--- Start of DATA TO PROCESS ---

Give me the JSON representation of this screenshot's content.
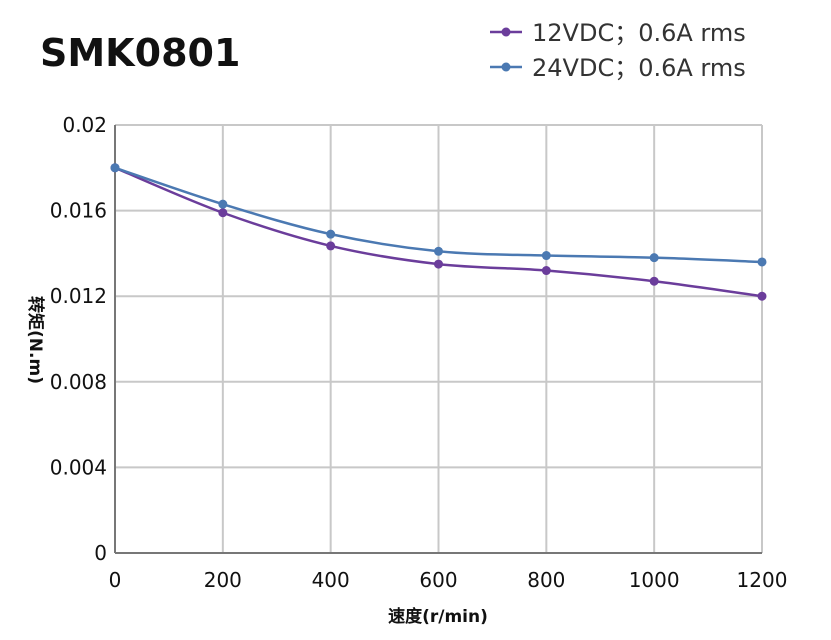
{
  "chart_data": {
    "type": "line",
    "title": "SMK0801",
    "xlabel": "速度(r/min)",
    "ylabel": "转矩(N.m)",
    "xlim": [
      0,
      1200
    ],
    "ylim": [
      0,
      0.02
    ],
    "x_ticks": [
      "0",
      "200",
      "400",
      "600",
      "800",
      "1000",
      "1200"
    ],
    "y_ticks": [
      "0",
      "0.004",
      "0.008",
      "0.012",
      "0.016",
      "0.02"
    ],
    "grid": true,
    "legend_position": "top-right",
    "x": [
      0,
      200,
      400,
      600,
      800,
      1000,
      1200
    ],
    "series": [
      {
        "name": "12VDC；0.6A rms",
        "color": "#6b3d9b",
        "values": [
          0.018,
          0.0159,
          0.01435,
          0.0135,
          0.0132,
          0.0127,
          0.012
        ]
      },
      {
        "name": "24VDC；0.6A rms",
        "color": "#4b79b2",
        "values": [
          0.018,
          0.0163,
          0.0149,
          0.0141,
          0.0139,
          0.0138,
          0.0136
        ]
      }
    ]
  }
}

--- End of DATA TO PROCESS ---

For the listing above, identify each line bearing "name".

        "name": "12VDC；0.6A rms",
        "name": "24VDC；0.6A rms",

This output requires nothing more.